Olaf Bryn Kullmann (2 July 1892 – 9 July 1942) was a Norwegian naval officer and peace activist.

Early life and career
He was born in Stord in the county of Hordaland, Norway. He was a son of vicar and school manager Jakob Kullmann (1852–1910) and Ingeleiv Kristine Mæland (1864–1951). He studied at the Norwegian Naval Academy, and served on a torpedo boat with the rank of Premier Lieutenant from 1916. He later studied law, graduated with the Candidate of Law degree in 1923, served as a deputy in Vestfold, and from 1925 was an attorney in Bergen. From 1925 to 1930 he worked in Oslo. He then returned to the navy, from 1929 with the rank of Captain. He had responsibility for the torpedo battery at Oscarsborg Fortress.

Political turnaround
Kullmann eventually turned against the ideas of the existing military. He had been an adviser for the Norwegian Labour Party when in 1932 it proposed to replace the entire armed forces with a semi-armed "civil guard", and was a member of the party for some time. In the summer of 1932 he participated on an anti-war congress in Amsterdam. For his agitation, Kullmann was suspended and legally relieved of his naval engagements. The campaign was spearheaded by then-Minister of Defence Vidkun Quisling, and a support campaign for Kullmann was spearheaded by the Labour Party. Kullmann also formed a short-lived Peace Party.

The latter half of the 1930s started with the Second Italo-Abyssinian War, which Kullmann protested. For this he was expelled from Italy, where he had travelled in 1935. He issued the book Hjelp din bror, etioperen ("Help Your Brother, the Ethiopian") in Norway in 1938. In 1940, Norway was invaded by Germany, involving Norway in World War II. Kullmann subsequently bicycled around Norway to agitate for pacifism.

**Dataset content**

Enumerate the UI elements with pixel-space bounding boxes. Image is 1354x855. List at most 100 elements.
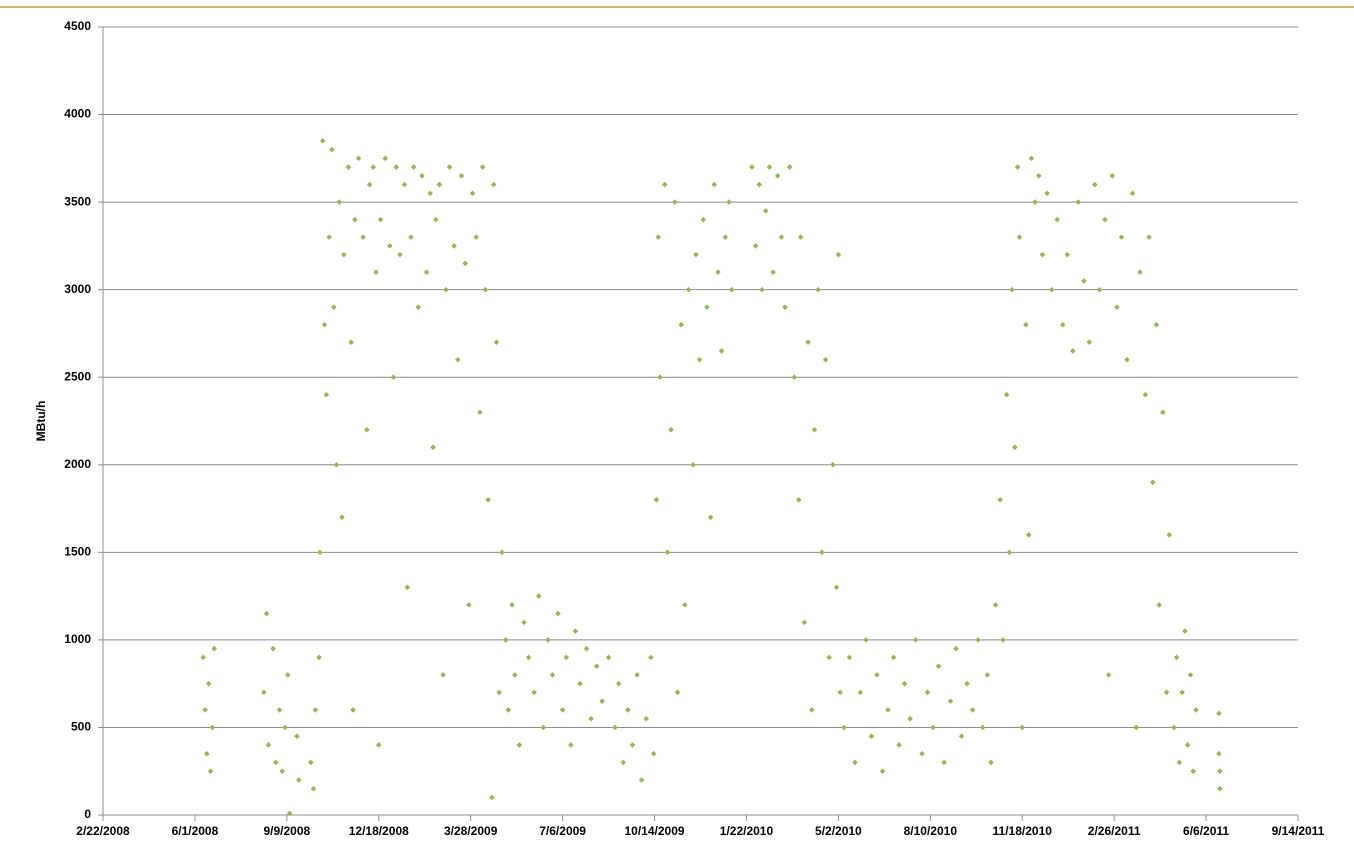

**Work to be completed**
Repeat the Olaf Bryn Kullmann text from "Early life and" to "at Oscarsborg Fortress.", switching "Bergen" to "Trondheim".

**Exercise output**
Early life and career
He was born in Stord in the county of Hordaland, Norway. He was a son of vicar and school manager Jakob Kullmann (1852–1910) and Ingeleiv Kristine Mæland (1864–1951). He studied at the Norwegian Naval Academy, and served on a torpedo boat with the rank of Premier Lieutenant from 1916. He later studied law, graduated with the Candidate of Law degree in 1923, served as a deputy in Vestfold, and from 1925 was an attorney in Trondheim. From 1925 to 1930 he worked in Oslo. He then returned to the navy, from 1929 with the rank of Captain. He had responsibility for the torpedo battery at Oscarsborg Fortress.